けれど、史実通りということはすなわち、道三にとっても久秀にとっても悲しい結末を迎えるということでもあるわけで。
そんな雰囲気の中で淡々と進んでいく物語が切ないです。
この物語に頻繁に出てくる象徴的な言葉が『日輪』です。
若き久秀や道三は「我こそが日輪だ」と信じ、懸命に高みを目指すのですが、中々思うようにいきません。
ふと気がつけば、それなりの地位にはいるものの、もう若いとは言えない年齢に達してしまった自分。そんな自らの衰えに反比例するかの如く頭角を表し始めた正真正銘の『日輪』織田信長。
その眩さに感服した道三は、娘・帰蝶を嫁に遣り、跡継ぎ息子の龍興を差し置いて信長に美濃を、そして自らの夢をも託そうとします。
一方、久秀は自分より遥かに若い信長を認めることがどうしてもできず、道三に反発します。
それはただ信長が若輩者だという理由だけではなく、共に『日輪』となることを誓った道三の目が自分に向かないことに対しての嫉妬心から来ていることが明白で、とても痛々しい姿でした。
そして、道三の死。
自分は『日輪』たり得ない。
そう気づいた久秀が選んだのは『黎明に叛くもの』になる道でした。
夜明け前に輝く金星『明けの明星』の如く、昇り来て世界を明るく照らす太陽に勝ち目のない勝負を挑む従花に。
そこからの久秀は時に信長に従い、時に信長を裏切りながらも精力的に活動するのですが、それはあくまでも久秀の都合。

_課題_.
上の、道三と久秀を描いた小説の感想文を、最後の文の続きから書き進めてください。

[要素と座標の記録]
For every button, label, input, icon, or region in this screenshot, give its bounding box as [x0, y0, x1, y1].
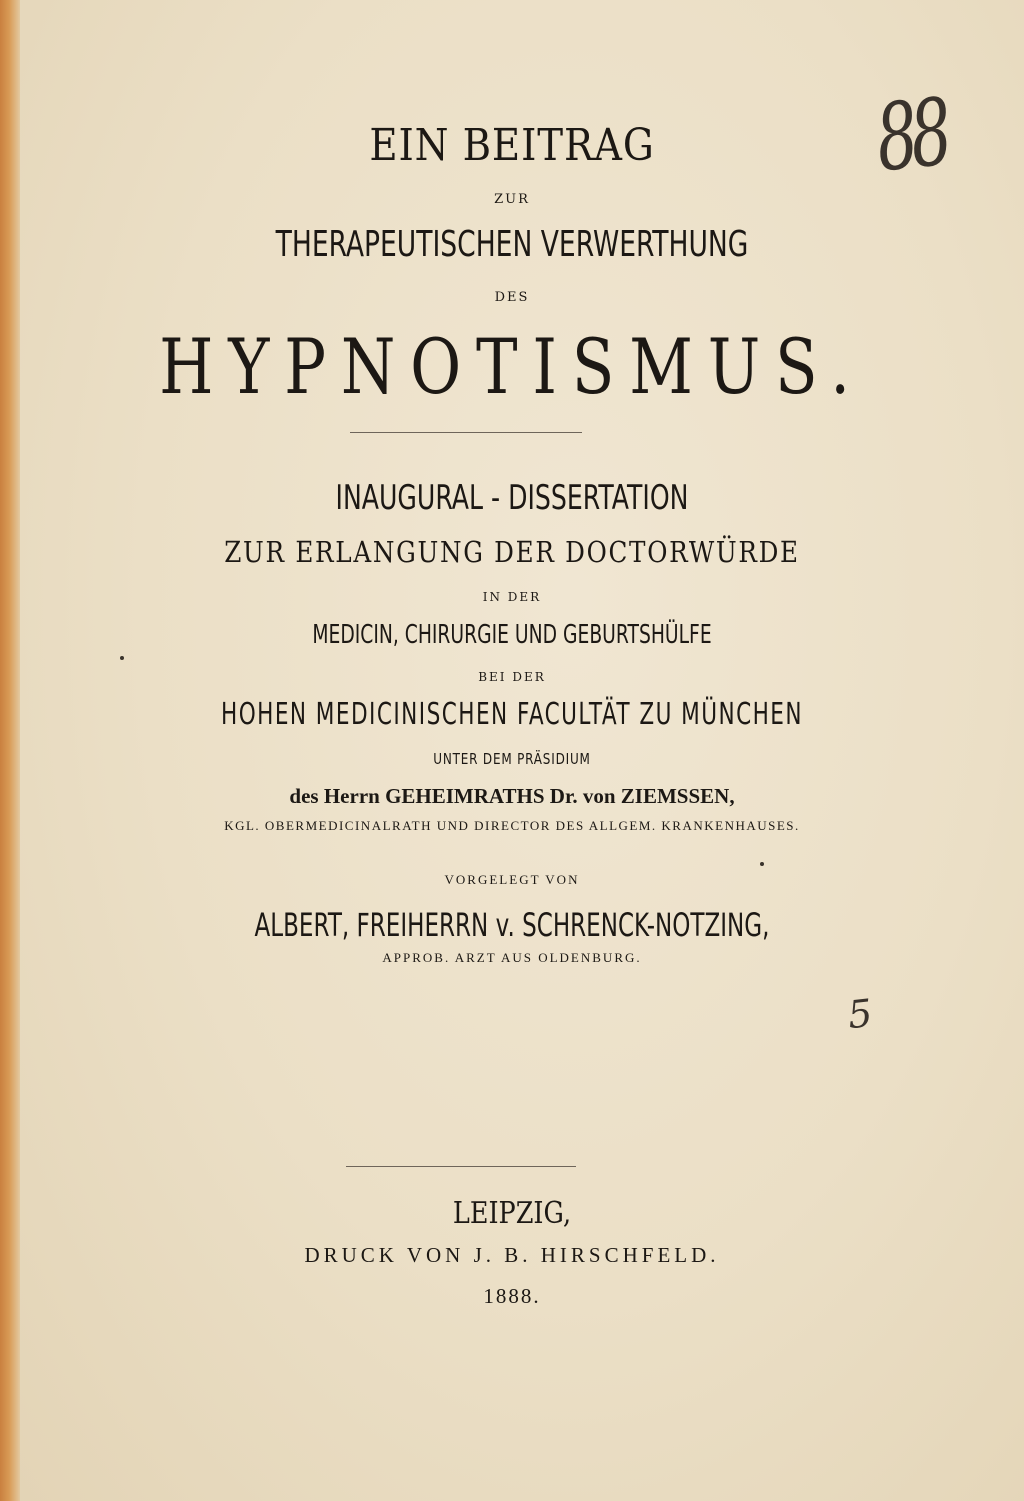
- divider-top: [350, 432, 582, 433]
- purpose-line: ZUR ERLANGUNG DER DOCTORWÜRDE: [224, 535, 800, 569]
- author-line: ALBERT, FREIHERRN v. SCHRENCK-NOTZING,: [254, 906, 770, 944]
- connector-bei-der: BEI DER: [478, 670, 546, 684]
- imprint-city: LEIPZIG,: [452, 1196, 572, 1231]
- title-line-4: DES: [494, 290, 530, 305]
- imprint-printer: DRUCK VON J. B. HIRSCHFELD.: [304, 1243, 720, 1267]
- page-edge: [0, 0, 20, 1501]
- title-line-2: ZUR: [494, 192, 530, 207]
- imprint-year: 1888.: [483, 1284, 541, 1308]
- divider-bottom: [346, 1166, 576, 1167]
- title-line-1: EIN BEITRAG: [369, 120, 655, 171]
- handwritten-number-margin: 5: [845, 990, 875, 1038]
- ink-speck: [760, 862, 764, 866]
- author-title-line: APPROB. ARZT AUS OLDENBURG.: [382, 950, 642, 965]
- title-line-3: THERAPEUTISCHEN VERWERTHUNG: [275, 224, 749, 265]
- ink-speck: [120, 656, 124, 660]
- subjects-line: MEDICIN, CHIRURGIE UND GEBURTSHÜLFE: [312, 620, 712, 650]
- handwritten-number-top: 88: [871, 78, 950, 193]
- president-name-line: des Herrn GEHEIMRATHS Dr. von ZIEMSSEN,: [289, 784, 735, 808]
- president-title-line: KGL. OBERMEDICINALRATH UND DIRECTOR DES ALLGEM. KRANKENHAUSES.: [224, 818, 800, 833]
- main-title: HYPNOTISMUS.: [159, 322, 865, 411]
- presented-by-line: VORGELEGT VON: [444, 872, 580, 887]
- connector-in-der: IN DER: [482, 590, 542, 604]
- faculty-line: HOHEN MEDICINISCHEN FACULTÄT ZU MÜNCHEN: [221, 697, 803, 732]
- dissertation-line: INAUGURAL - DISSERTATION: [335, 478, 689, 518]
- presidium-line: UNTER DEM PRÄSIDIUM: [433, 750, 591, 768]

_解答_.
実父信秀と義父道三を既に亡くしている信長は、道三と近しい雰囲気を持つ久秀を、まるで三人目の父親であるかのように扱います。
そのすれ違いがもう、なんとも言えません。
飄々として本心を見せない久秀ですが、この時きっと揺れていたんだろうな、なんて思ってしまうとねぇ。
そして、歴史通りのラストシーン。
起こることは分かっているのに、いや分かっているからこそなのか、感動しました。
とても面白かったです。
歴史を大幅に歪めて違う結末にする歴史伝奇小説も嫌いではないですが、歴史を歪めず行間を想像力と発想力で補って料理するスタイルの小説がかなり好みなので評価として若干偏っているかもしれませんが、個人的には大満足でした。
宇月原さんの他の小説も是非読んでみたいです。
ただ、今は未読本が山のように溜まっているので、まあ後々ぼちぼちと読んでいこうかなぁ。